Exercise prompt — Copy all lines holding the word "normal" from the entries.

+-------+

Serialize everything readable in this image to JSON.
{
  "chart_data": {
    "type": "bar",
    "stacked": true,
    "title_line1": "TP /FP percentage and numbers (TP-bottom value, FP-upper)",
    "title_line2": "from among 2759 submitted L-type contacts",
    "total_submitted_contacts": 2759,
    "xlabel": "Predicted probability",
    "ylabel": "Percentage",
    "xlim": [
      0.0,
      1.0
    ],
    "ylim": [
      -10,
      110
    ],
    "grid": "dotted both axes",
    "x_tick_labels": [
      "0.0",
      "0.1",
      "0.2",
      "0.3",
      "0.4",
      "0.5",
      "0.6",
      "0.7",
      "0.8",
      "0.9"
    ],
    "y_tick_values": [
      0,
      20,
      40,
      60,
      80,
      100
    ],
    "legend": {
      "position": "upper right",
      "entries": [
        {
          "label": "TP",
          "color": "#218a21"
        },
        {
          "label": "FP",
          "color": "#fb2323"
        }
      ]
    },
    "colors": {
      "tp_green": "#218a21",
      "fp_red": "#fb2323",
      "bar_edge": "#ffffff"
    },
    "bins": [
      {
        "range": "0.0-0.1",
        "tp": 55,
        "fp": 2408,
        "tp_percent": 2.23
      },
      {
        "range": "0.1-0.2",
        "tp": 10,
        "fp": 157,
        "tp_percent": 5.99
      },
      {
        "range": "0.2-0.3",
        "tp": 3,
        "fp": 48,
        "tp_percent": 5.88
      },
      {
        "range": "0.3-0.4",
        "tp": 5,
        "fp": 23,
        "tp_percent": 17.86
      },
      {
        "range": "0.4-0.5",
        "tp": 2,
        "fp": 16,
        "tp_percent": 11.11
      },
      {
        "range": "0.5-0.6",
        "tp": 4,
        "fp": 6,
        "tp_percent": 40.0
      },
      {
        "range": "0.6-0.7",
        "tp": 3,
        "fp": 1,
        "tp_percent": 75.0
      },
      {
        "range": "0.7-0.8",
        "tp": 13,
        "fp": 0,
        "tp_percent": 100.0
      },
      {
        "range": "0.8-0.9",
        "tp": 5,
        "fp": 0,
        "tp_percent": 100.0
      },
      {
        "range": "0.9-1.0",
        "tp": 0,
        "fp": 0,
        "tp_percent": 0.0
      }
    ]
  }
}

+-------+

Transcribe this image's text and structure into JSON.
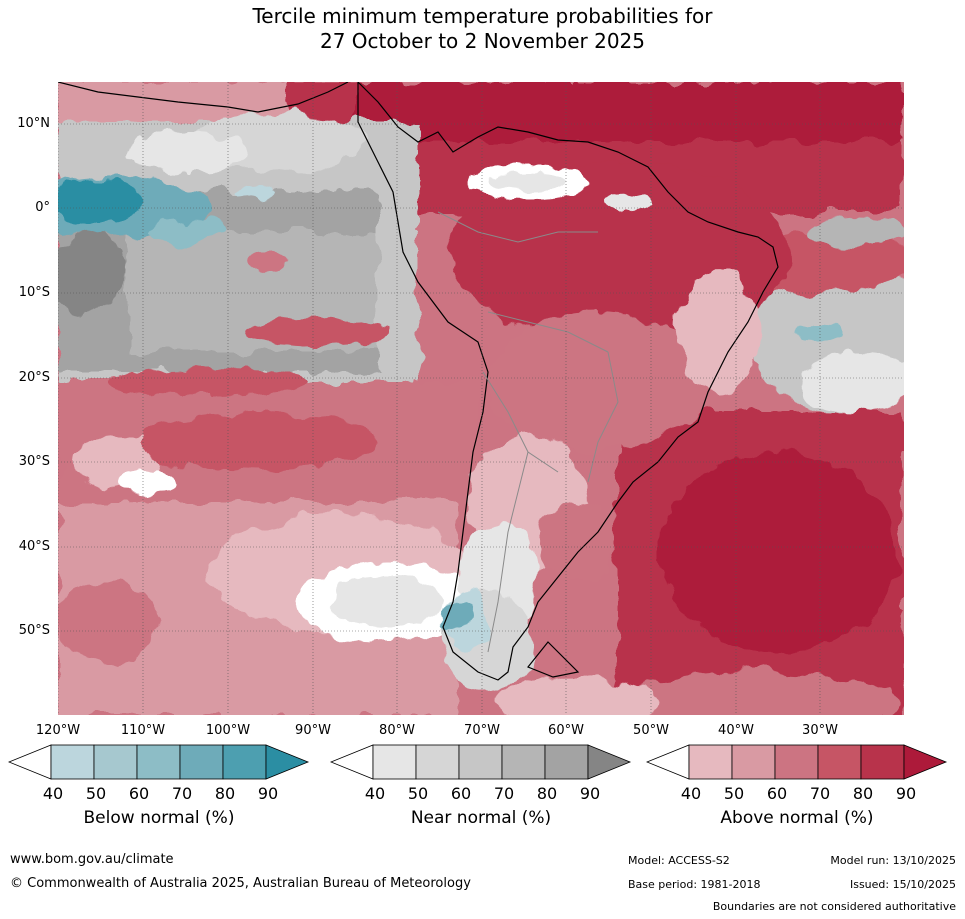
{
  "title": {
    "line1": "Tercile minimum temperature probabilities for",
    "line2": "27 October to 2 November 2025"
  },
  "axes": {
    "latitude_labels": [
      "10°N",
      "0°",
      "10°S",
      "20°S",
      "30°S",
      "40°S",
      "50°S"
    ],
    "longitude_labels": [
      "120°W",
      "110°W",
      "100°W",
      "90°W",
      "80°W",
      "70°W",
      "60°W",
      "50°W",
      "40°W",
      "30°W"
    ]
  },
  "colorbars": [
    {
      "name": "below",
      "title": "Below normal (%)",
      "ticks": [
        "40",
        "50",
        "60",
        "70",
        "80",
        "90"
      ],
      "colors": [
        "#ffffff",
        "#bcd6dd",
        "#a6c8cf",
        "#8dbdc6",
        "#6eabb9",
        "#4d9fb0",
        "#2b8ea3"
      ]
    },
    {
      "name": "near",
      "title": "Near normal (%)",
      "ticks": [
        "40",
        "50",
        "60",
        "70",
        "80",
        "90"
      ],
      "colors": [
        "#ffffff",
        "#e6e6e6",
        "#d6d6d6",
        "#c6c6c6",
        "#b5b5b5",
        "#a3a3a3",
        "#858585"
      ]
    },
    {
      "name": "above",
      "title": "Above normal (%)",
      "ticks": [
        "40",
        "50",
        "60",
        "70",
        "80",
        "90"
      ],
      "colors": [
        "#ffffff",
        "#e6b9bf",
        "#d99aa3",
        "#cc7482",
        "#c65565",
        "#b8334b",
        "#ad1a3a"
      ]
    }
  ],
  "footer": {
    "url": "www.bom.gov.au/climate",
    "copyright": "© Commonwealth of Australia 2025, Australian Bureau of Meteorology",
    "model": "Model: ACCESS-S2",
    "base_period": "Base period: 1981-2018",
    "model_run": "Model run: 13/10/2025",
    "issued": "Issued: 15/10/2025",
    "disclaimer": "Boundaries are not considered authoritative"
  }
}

+-------+

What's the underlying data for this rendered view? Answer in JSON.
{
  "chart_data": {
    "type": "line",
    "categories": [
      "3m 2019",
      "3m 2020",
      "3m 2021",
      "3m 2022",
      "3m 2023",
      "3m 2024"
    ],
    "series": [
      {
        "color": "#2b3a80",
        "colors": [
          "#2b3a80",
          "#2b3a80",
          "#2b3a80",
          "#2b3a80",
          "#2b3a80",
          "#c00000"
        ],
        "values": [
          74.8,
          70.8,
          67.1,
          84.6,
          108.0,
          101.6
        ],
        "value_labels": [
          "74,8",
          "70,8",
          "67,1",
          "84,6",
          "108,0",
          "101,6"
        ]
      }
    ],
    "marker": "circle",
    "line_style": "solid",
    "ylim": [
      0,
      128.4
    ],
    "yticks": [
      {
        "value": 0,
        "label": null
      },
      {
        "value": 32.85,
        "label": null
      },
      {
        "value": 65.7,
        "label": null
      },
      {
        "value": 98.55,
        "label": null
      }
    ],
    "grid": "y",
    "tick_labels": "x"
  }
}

+-------+

Solution to the exercise —
      "title": "Below normal (%)",
      "title": "Near normal (%)",
      "title": "Above normal (%)",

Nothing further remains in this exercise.